EXERCISE: Each line containing the word "Club" must be reported.

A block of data
· · · ·

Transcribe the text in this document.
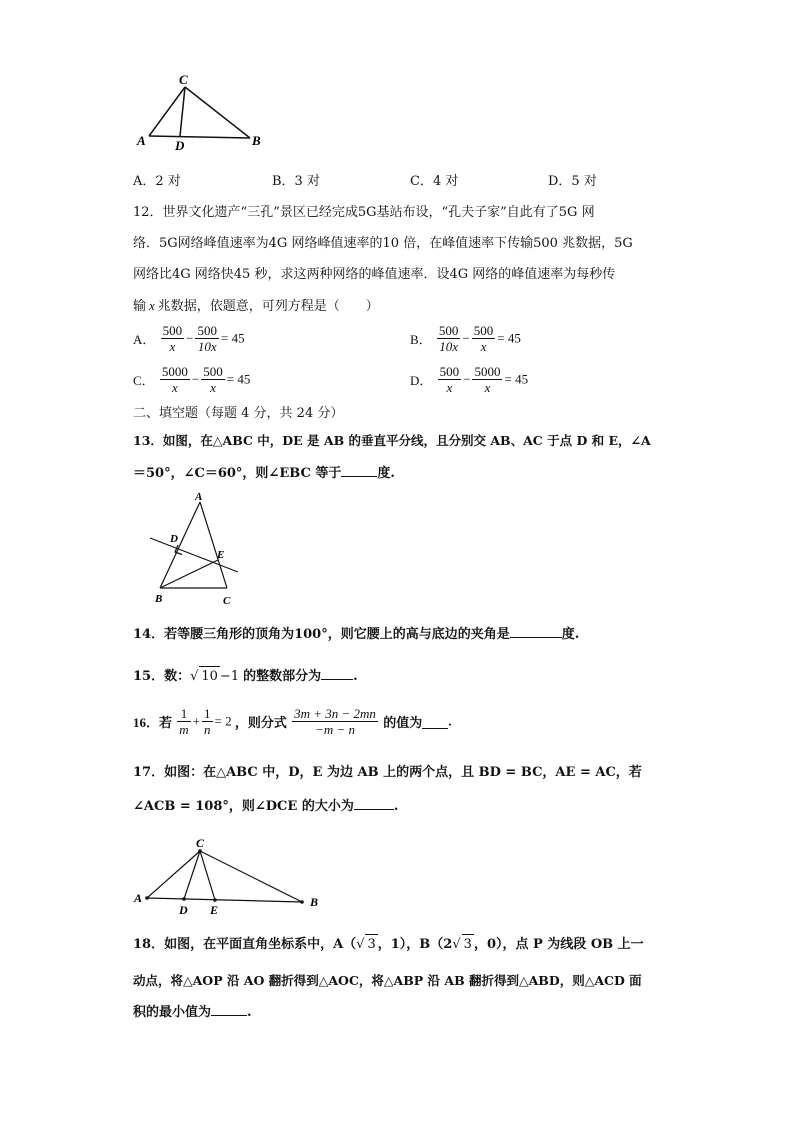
C
A D	B
A．2 对	B．3 对	C．4 对	D．5 对
12．世界文化遗产“三孔”景区已经完成5G基站布设，“孔夫子家”自此有了5G 网
络．5G网络峰值速率为4G 网络峰值速率的10 倍，在峰值速率下传输500 兆数据，5G
网络比4G 网络快45 秒，求这两种网络的峰值速率．设4G 网络的峰值速率为每秒传
输 x 兆数据，依题意，可列方程是（　　）
A． $\frac{500}{x} - \frac{500}{10x} = 45$	B． $\frac{500}{10x} - \frac{500}{x} = 45$
C． $\frac{5000}{x} - \frac{500}{x} = 45$	D． $\frac{500}{x} - \frac{5000}{x} = 45$
二、填空题（每题 4 分，共 24 分）
13．如图，在△ABC 中，DE 是 AB 的垂直平分线，且分别交 AB、AC 于点 D 和 E，∠A
＝50°，∠C＝60°，则∠EBC 等于	度.
A
D
E
B	C
14．若等腰三角形的顶角为100°，则它腰上的高与底边的夹角是	度.
15．数：√ 10 −1 的整数部分为 .
16．若 $\frac{1}{m} + \frac{1}{n} = 2$ ，则分式 $\frac{3m + 3n - 2mn}{-m - n}$ 的值为 .
17．如图：在△ABC 中，D，E 为边 AB 上的两个点，且 BD = BC，AE = AC，若
∠ACB = 108°，则∠DCE 的大小为	.
C
A
D E
B
18．如图，在平面直角坐标系中，A（√ 3 ，1），B（2√ 3 ，0），点 P 为线段 OB 上一
动点，将△AOP 沿 AO 翻折得到△AOC，将△ABP 沿 AB 翻折得到△ABD，则△ACD 面
积的最小值为	.
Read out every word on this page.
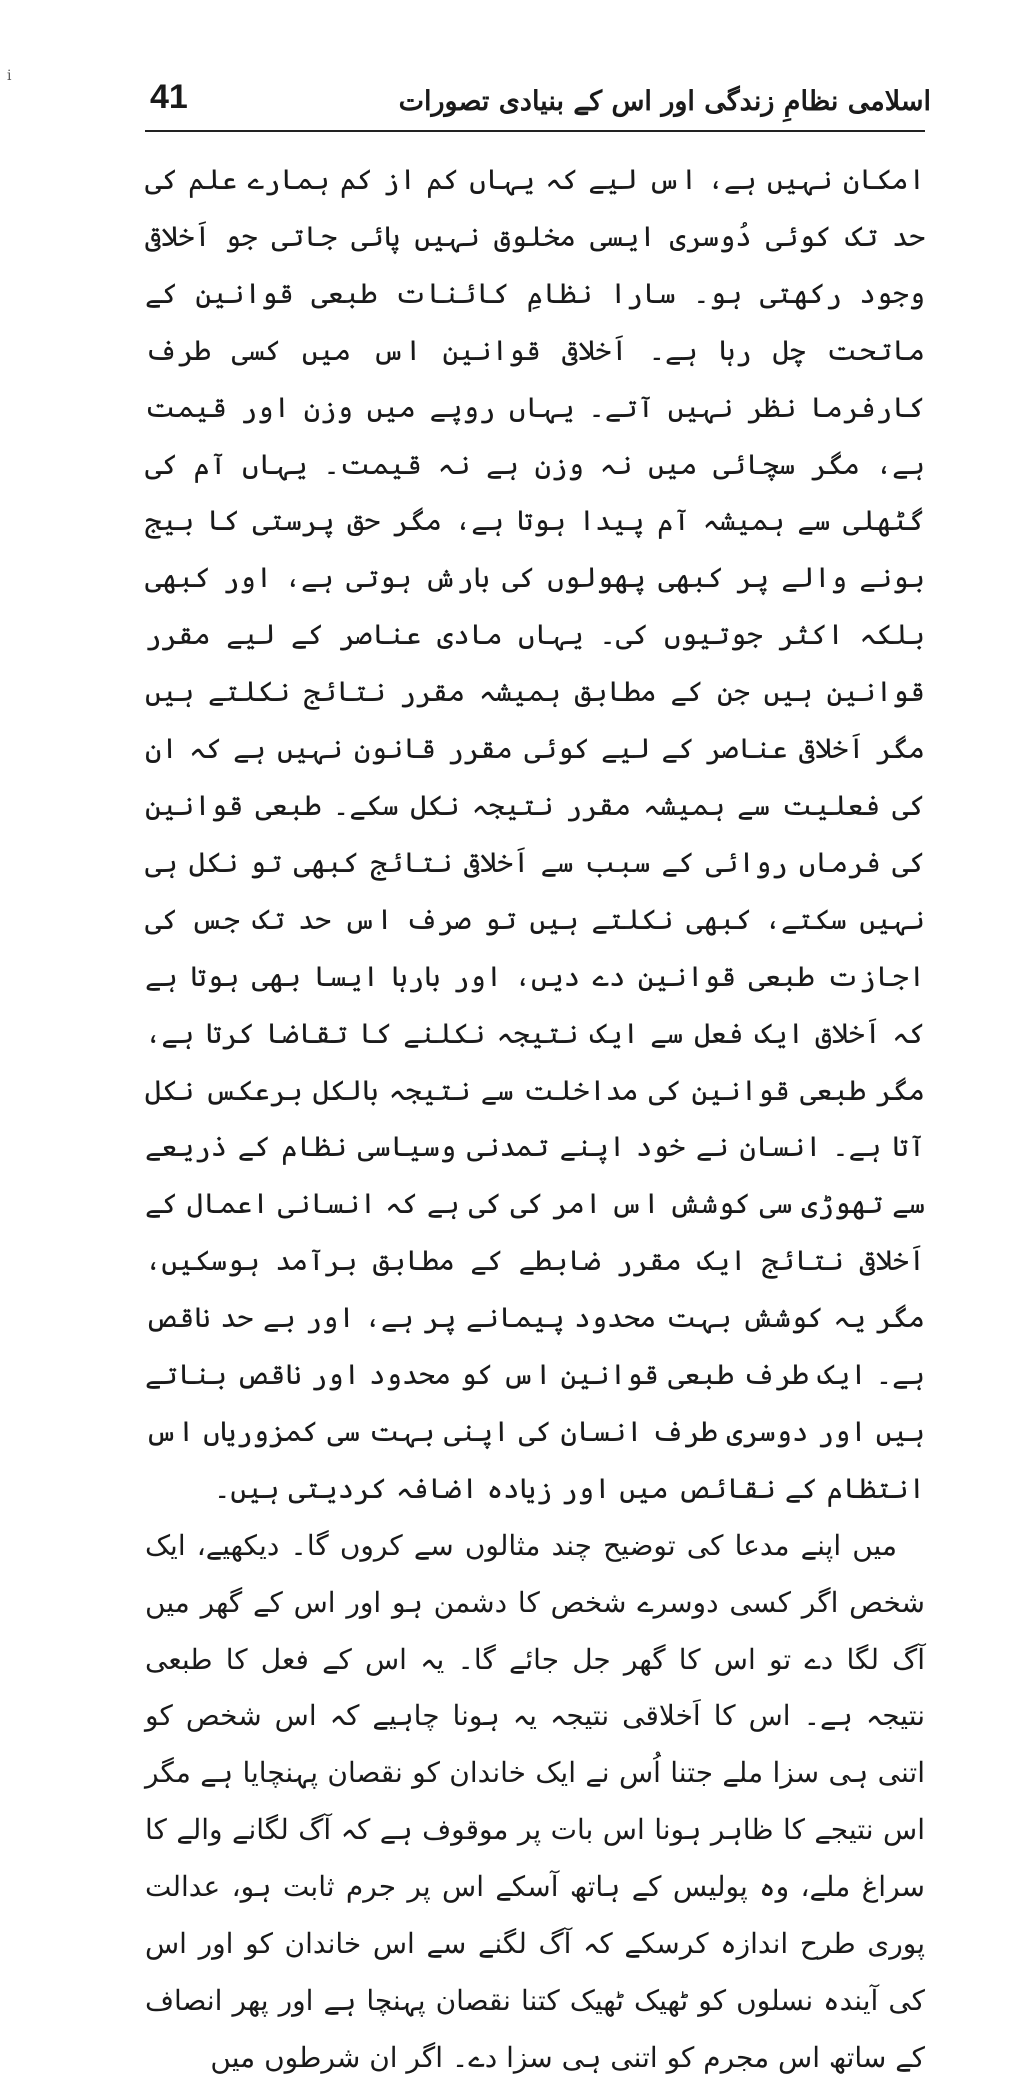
i
41	اسلامی نظامِ زندگی اور اس کے بنیادی تصورات

امکان نہیں ہے، اس لیے کہ یہاں کم از کم ہمارے علم کی حد تک کوئی دُوسری ایسی مخلوق نہیں پائی جاتی جو اَخلاقی وجود رکھتی ہو۔ سارا نظامِ کائنات طبعی قوانین کے ماتحت چل رہا ہے۔ اَخلاقی قوانین اس میں کسی طرف کارفرما نظر نہیں آتے۔ یہاں روپے میں وزن اور قیمت ہے، مگر سچائی میں نہ وزن ہے نہ قیمت۔ یہاں آم کی گٹھلی سے ہمیشہ آم پیدا ہوتا ہے، مگر حق پرستی کا بیج بونے والے پر کبھی پھولوں کی بارش ہوتی ہے، اور کبھی بلکہ اکثر جوتیوں کی۔ یہاں مادی عناصر کے لیے مقرر قوانین ہیں جن کے مطابق ہمیشہ مقرر نتائج نکلتے ہیں مگر اَخلاقی عناصر کے لیے کوئی مقرر قانون نہیں ہے کہ ان کی فعلیت سے ہمیشہ مقرر نتیجہ نکل سکے۔ طبعی قوانین کی فرماں روائی کے سبب سے اَخلاقی نتائج کبھی تو نکل ہی نہیں سکتے، کبھی نکلتے ہیں تو صرف اس حد تک جس کی اجازت طبعی قوانین دے دیں، اور بارہا ایسا بھی ہوتا ہے کہ اَخلاق ایک فعل سے ایک نتیجہ نکلنے کا تقاضا کرتا ہے، مگر طبعی قوانین کی مداخلت سے نتیجہ بالکل برعکس نکل آتا ہے۔ انسان نے خود اپنے تمدنی وسیاسی نظام کے ذریعے سے تھوڑی سی کوشش اس امر کی کی ہے کہ انسانی اعمال کے اَخلاقی نتائج ایک مقرر ضابطے کے مطابق برآمد ہوسکیں، مگر یہ کوشش بہت محدود پیمانے پر ہے، اور بے حد ناقص ہے۔ ایک طرف طبعی قوانین اس کو محدود اور ناقص بناتے ہیں اور دوسری طرف انسان کی اپنی بہت سی کمزوریاں اس انتظام کے نقائص میں اور زیادہ اضافہ کردیتی ہیں۔

میں اپنے مدعا کی توضیح چند مثالوں سے کروں گا۔ دیکھیے، ایک شخص اگر کسی دوسرے شخص کا دشمن ہو اور اس کے گھر میں آگ لگا دے تو اس کا گھر جل جائے گا۔ یہ اس کے فعل کا طبعی نتیجہ ہے۔ اس کا اَخلاقی نتیجہ یہ ہونا چاہیے کہ اس شخص کو اتنی ہی سزا ملے جتنا اُس نے ایک خاندان کو نقصان پہنچایا ہے مگر اس نتیجے کا ظاہر ہونا اس بات پر موقوف ہے کہ آگ لگانے والے کا سراغ ملے، وہ پولیس کے ہاتھ آسکے اس پر جرم ثابت ہو، عدالت پوری طرح اندازہ کرسکے کہ آگ لگنے سے اس خاندان کو اور اس کی آیندہ نسلوں کو ٹھیک ٹھیک کتنا نقصان پہنچا ہے اور پھر انصاف کے ساتھ اس مجرم کو اتنی ہی سزا دے۔ اگر ان شرطوں میں
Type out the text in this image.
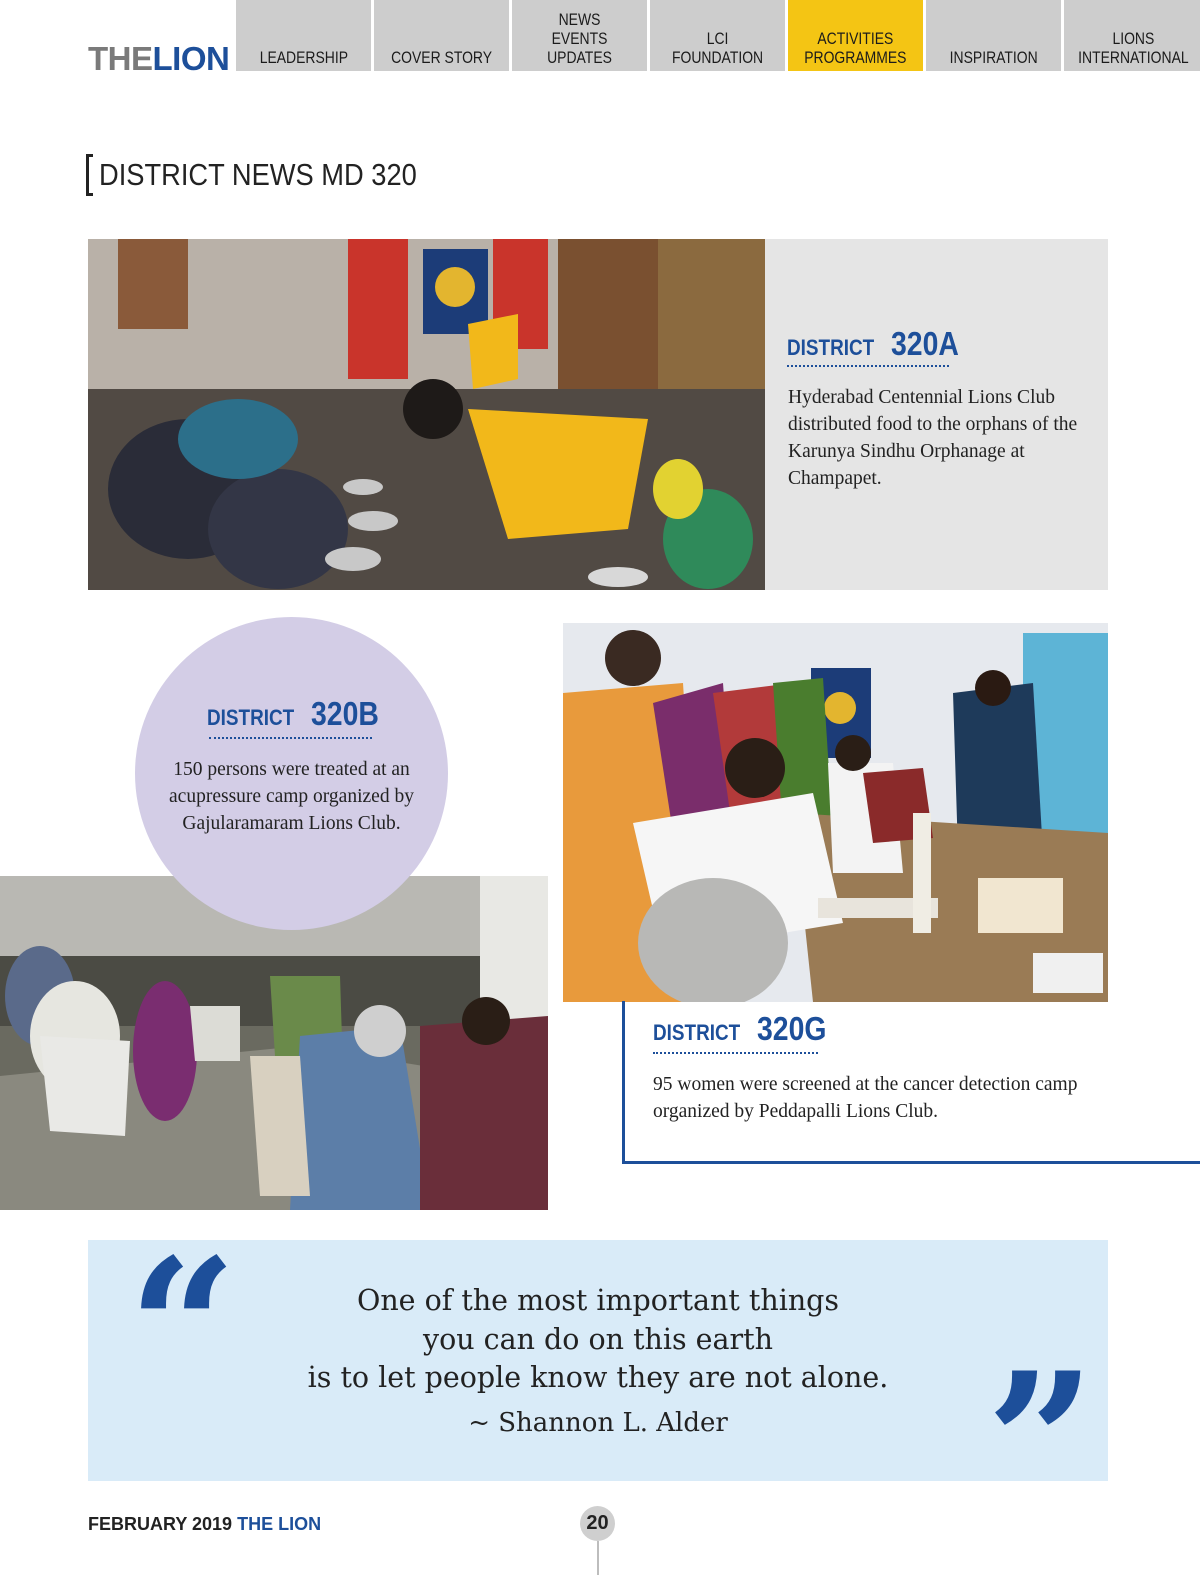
THELION LEADERSHIP	COVER STORY
NEWS
EVENTS
UPDATES
LCI
FOUNDATION
ACTIVITIES
PROGRAMMES	INSPIRATION
LIONS
INTERNATIONAL
DISTRICT NEWS MD 320
DISTRICT
320A
Hyderabad Centennial Lions Club distributed food to the orphans of the Karunya Sindhu Orphanage at Champapet.
DISTRICT
320B
150 persons were treated at an acupressure camp organized by Gajularamaram Lions Club.
DISTRICT
320G
95 women were screened at the cancer detection camp organized by Peddapalli Lions Club.
“	One of the most important things
you can do on this earth
is to let people know they are not alone.
~ Shannon L. Alder	”
FEBRUARY 2019 THE LION	20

· · · ·

RESULT FOR THIS TASK:
Hyderabad Centennial Lions Club distributed food to the orphans of the Karunya Sindhu Orphanage at Champapet.
150 persons were treated at an acupressure camp organized by Gajularamaram Lions Club.
95 women were screened at the cancer detection camp organized by Peddapalli Lions Club.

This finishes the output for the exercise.